[Exercise aim] Check each line of the data for "Biomass" and select those that have it.

[Data extract]
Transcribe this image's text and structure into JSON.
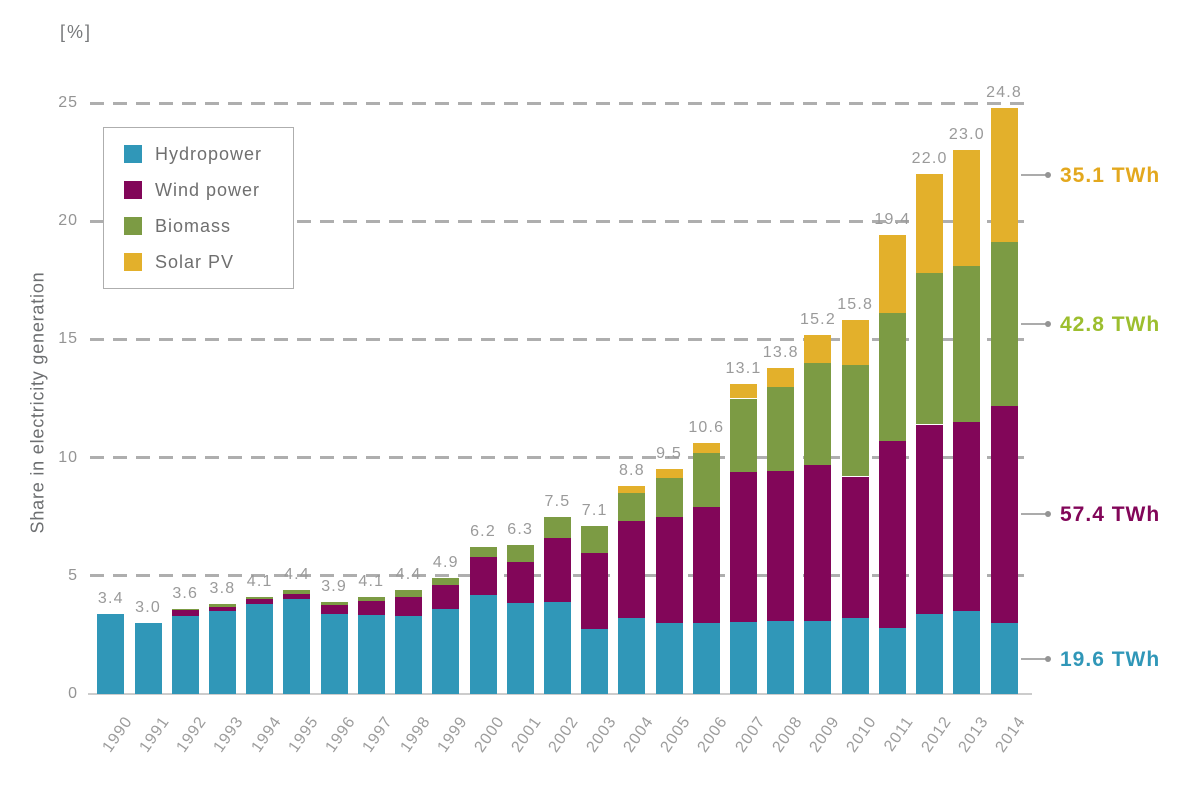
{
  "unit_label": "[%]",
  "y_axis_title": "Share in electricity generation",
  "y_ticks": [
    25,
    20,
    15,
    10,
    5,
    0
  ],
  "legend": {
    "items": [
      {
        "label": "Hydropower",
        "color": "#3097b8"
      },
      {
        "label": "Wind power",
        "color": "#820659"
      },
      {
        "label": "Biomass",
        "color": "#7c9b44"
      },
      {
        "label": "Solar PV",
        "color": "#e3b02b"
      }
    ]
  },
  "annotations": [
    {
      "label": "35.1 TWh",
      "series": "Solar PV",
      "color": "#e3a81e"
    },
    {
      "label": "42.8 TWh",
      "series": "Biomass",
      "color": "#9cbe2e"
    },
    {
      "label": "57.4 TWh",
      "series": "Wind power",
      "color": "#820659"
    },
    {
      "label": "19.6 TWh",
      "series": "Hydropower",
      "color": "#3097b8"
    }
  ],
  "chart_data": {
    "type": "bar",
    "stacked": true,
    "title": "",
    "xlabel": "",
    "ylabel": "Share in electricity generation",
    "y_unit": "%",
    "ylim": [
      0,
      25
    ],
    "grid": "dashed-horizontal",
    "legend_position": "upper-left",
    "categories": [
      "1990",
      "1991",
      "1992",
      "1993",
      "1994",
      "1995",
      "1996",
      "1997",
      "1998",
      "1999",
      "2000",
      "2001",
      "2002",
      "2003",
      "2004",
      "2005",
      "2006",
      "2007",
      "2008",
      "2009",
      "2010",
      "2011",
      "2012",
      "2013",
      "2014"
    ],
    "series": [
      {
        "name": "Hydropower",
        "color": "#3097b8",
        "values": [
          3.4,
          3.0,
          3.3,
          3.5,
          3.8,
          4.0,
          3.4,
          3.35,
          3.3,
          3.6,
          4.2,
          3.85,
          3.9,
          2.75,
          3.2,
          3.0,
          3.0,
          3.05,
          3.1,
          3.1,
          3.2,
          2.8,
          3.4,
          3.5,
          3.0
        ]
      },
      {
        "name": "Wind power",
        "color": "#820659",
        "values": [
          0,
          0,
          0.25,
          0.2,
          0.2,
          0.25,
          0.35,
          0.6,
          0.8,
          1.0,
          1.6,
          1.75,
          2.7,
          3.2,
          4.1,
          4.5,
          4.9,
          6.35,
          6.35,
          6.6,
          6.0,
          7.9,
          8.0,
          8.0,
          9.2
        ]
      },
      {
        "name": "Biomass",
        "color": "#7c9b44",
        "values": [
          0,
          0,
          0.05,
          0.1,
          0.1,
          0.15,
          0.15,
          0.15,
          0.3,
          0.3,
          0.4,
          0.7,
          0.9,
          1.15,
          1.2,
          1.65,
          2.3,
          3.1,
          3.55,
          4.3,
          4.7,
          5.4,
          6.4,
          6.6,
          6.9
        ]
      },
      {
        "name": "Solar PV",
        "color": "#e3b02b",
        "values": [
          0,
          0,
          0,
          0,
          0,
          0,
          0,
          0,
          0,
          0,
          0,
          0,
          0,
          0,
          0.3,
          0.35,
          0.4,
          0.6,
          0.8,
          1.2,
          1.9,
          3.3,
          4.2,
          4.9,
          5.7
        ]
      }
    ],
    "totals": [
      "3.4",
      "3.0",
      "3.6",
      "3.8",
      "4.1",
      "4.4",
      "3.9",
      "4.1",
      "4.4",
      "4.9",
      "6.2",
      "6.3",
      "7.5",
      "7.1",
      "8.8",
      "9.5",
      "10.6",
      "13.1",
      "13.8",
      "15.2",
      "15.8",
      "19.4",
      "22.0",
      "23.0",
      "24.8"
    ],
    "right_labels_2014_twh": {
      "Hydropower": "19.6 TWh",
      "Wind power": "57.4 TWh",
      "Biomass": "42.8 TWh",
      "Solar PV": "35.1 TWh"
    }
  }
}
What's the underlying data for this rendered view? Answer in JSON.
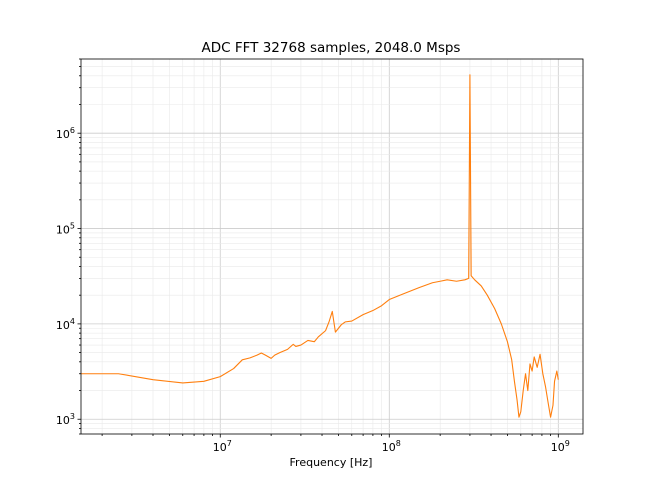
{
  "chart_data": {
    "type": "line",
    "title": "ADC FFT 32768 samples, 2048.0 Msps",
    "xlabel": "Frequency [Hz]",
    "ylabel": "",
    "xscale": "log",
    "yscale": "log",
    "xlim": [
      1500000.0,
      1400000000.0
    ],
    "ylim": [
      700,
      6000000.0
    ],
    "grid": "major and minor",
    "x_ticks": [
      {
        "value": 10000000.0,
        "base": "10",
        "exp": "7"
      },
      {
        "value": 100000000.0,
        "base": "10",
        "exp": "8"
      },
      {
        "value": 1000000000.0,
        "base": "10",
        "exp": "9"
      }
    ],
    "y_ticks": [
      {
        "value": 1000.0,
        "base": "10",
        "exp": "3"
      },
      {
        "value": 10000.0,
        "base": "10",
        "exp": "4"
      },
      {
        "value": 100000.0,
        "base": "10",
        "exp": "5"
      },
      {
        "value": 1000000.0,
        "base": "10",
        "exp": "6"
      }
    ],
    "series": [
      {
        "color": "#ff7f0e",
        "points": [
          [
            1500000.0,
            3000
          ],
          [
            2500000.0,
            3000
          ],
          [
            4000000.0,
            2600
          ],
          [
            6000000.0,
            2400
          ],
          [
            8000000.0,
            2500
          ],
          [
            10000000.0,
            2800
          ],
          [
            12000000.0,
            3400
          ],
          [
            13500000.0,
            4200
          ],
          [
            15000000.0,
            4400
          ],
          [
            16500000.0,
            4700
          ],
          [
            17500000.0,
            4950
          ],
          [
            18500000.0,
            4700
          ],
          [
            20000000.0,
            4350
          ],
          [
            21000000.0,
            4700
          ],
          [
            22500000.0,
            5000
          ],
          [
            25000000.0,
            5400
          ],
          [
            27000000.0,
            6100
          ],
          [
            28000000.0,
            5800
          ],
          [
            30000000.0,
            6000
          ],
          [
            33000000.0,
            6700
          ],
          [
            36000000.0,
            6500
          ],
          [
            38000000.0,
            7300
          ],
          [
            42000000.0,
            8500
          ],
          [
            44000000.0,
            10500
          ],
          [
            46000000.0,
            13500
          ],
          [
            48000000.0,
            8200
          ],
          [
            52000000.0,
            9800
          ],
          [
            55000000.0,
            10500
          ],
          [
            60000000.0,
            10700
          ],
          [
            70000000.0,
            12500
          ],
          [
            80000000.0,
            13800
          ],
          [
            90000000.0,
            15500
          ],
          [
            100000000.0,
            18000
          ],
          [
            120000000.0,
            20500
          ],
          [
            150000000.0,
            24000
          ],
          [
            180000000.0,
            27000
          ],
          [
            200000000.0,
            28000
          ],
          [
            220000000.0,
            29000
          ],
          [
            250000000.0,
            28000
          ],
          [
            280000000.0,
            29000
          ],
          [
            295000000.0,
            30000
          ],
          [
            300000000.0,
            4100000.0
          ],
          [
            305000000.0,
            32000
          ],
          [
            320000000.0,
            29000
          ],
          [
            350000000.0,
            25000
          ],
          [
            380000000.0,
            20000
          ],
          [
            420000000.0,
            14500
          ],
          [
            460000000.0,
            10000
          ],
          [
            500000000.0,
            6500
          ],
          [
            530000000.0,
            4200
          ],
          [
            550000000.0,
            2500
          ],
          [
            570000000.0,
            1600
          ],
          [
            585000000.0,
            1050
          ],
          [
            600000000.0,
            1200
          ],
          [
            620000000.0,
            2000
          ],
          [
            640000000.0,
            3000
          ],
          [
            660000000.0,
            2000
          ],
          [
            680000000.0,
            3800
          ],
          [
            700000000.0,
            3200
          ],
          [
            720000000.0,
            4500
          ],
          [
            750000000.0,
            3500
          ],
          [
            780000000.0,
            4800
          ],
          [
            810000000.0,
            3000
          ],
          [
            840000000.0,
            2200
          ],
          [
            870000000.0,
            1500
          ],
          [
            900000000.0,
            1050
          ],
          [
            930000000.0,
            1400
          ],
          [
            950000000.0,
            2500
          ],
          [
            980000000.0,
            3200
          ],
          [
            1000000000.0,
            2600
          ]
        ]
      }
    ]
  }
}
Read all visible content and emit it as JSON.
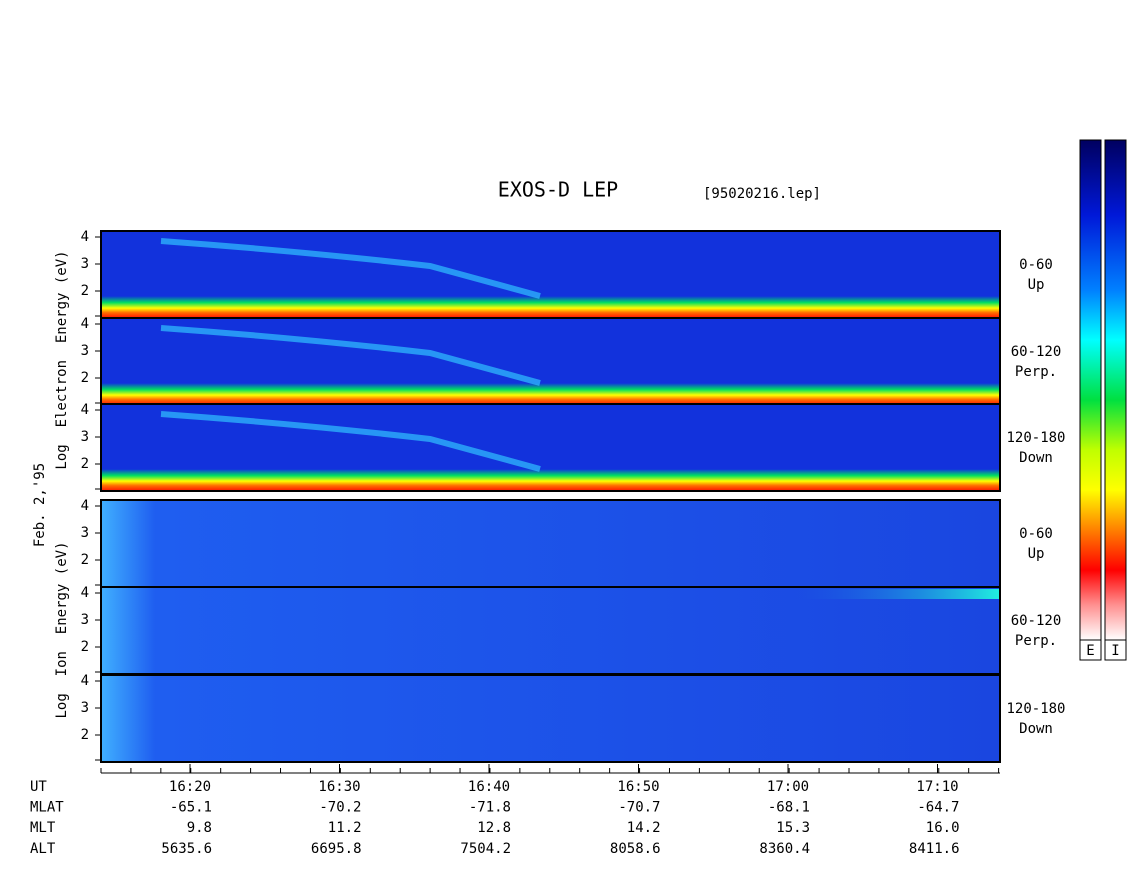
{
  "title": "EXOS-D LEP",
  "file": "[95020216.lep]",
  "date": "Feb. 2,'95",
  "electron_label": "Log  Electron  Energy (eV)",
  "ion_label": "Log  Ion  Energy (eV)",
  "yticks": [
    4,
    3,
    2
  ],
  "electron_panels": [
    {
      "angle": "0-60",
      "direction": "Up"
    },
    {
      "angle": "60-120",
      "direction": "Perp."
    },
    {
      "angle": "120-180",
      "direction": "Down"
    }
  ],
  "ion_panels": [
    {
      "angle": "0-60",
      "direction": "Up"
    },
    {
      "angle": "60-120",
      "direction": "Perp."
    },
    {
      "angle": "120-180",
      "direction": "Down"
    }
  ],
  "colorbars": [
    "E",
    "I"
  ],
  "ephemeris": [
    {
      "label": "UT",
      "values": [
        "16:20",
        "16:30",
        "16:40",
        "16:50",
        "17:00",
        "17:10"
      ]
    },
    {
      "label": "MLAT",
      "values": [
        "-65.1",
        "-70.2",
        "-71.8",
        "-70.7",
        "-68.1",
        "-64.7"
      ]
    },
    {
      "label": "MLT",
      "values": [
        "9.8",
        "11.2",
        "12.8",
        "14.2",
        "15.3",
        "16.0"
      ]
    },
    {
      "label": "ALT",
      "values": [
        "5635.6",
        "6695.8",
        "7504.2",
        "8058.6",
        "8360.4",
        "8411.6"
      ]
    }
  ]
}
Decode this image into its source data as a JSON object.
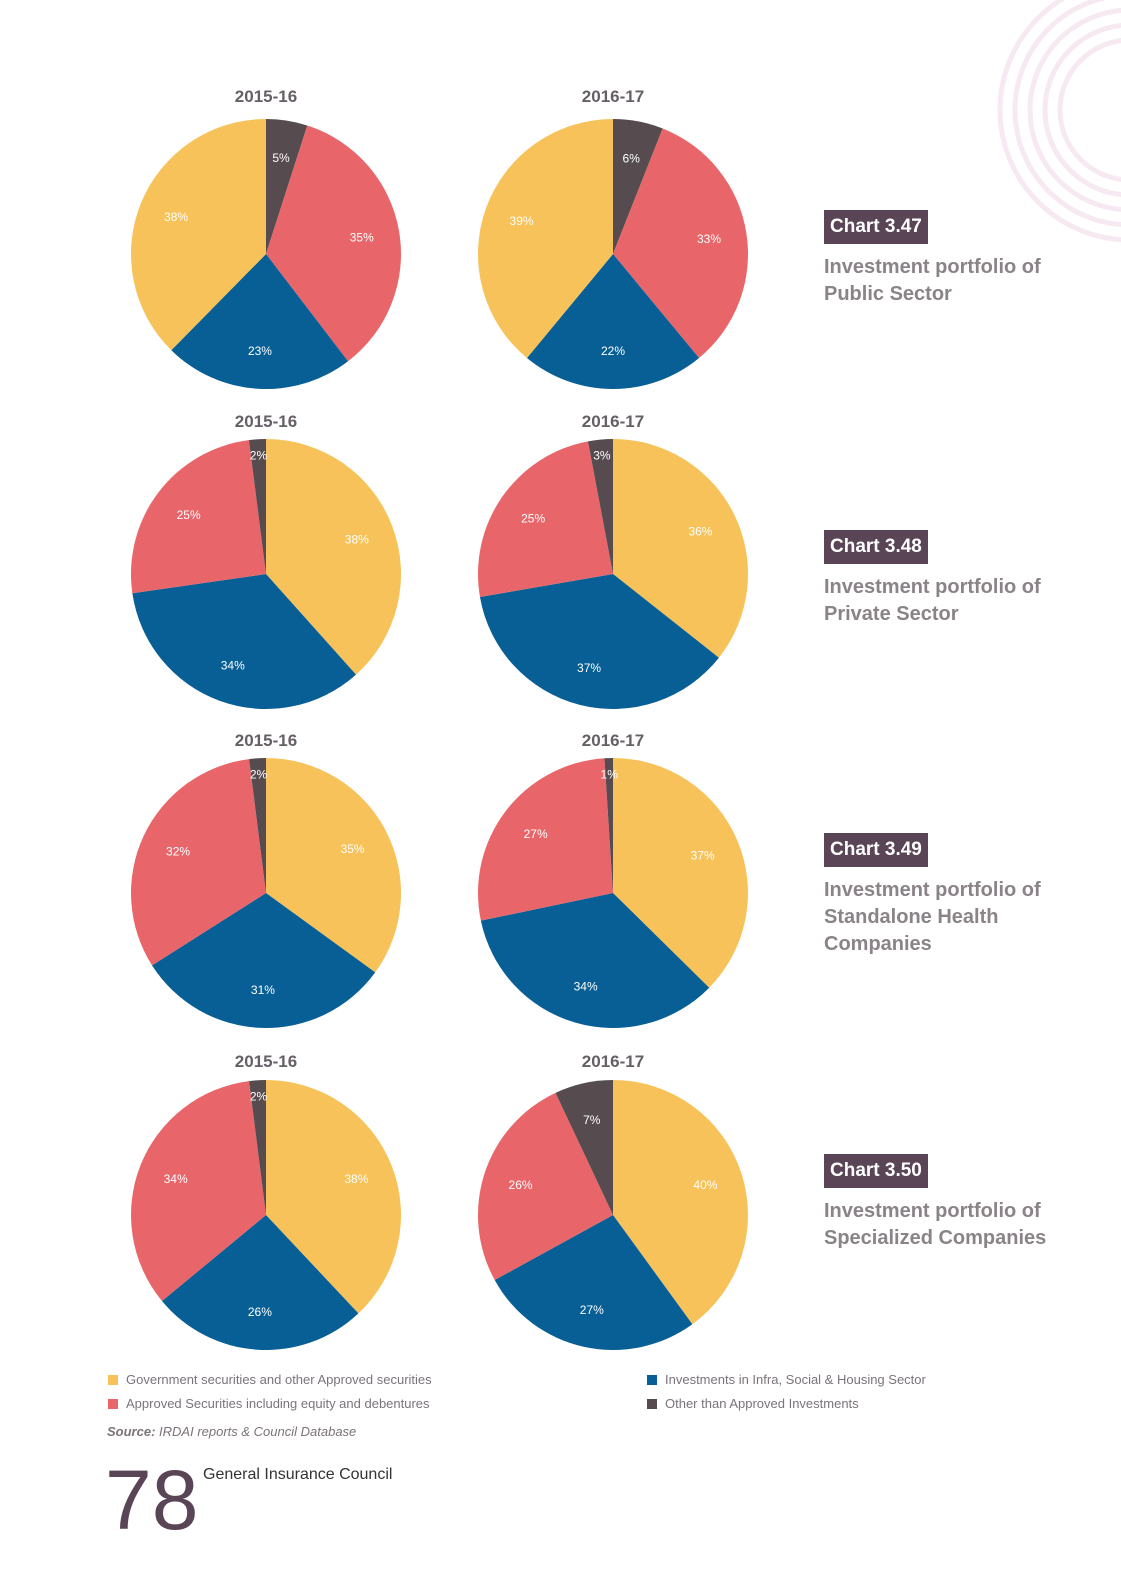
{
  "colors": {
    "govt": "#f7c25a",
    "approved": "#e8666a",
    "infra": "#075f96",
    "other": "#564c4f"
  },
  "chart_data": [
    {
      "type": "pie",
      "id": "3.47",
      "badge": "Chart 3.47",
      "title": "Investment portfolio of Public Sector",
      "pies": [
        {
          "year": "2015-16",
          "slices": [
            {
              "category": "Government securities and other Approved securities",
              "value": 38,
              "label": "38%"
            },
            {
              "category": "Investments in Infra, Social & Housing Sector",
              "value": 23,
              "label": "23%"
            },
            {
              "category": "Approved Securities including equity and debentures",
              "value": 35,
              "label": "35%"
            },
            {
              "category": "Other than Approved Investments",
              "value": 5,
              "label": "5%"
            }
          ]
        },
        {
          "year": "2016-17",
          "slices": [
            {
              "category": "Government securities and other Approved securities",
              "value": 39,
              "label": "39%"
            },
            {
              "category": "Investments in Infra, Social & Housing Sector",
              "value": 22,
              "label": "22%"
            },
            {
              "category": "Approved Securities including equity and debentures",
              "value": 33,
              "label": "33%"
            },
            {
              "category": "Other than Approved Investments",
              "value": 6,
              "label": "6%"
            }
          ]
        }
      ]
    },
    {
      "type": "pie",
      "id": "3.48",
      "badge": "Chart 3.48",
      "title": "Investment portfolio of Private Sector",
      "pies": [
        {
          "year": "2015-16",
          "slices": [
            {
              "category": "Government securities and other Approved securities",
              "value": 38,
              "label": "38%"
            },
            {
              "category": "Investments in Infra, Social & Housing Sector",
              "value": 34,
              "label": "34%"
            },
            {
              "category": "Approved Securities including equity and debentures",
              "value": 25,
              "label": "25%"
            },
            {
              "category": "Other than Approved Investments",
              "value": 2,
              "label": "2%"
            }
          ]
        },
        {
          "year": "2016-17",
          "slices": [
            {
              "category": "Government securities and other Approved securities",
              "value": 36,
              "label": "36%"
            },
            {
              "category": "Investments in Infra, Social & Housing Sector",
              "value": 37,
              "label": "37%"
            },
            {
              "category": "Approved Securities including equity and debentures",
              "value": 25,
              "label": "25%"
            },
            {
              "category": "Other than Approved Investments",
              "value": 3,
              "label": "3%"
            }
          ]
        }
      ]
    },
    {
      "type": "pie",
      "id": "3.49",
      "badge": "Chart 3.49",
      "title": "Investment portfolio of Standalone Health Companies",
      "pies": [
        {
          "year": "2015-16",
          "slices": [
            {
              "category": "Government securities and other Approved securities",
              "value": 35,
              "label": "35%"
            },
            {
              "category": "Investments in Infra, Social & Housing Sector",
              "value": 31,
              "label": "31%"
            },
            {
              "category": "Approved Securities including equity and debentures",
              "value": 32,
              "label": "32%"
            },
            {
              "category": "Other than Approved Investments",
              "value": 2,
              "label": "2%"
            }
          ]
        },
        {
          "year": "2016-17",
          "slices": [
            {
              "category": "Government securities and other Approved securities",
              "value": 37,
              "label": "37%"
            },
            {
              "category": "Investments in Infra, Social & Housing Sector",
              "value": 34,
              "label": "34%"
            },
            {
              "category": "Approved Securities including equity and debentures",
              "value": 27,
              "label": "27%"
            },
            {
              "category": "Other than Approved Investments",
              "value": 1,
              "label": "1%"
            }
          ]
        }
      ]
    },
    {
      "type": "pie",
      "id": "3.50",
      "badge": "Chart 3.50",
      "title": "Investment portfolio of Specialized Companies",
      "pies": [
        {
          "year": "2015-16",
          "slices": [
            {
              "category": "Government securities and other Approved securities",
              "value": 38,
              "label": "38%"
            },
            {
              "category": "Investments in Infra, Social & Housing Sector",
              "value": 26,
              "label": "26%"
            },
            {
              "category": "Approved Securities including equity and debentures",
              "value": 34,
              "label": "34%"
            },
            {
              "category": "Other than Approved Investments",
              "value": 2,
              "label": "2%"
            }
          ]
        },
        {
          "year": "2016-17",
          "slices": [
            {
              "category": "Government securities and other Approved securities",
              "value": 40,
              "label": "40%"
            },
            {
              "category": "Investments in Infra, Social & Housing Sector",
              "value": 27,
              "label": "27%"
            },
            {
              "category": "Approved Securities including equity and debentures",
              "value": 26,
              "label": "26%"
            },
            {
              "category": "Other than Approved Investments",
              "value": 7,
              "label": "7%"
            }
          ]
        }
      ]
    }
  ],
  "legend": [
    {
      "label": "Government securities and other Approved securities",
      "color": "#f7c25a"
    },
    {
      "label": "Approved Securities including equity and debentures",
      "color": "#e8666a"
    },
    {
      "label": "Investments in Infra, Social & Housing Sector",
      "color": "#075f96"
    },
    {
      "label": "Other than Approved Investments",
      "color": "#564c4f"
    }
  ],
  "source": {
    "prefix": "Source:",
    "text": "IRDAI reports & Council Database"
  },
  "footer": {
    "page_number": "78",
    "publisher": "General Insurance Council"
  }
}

[Solution to this exercise]
        "label": "Biomass",
      "series": "Biomass",
        "name": "Biomass",
      "Biomass": "42.8 TWh",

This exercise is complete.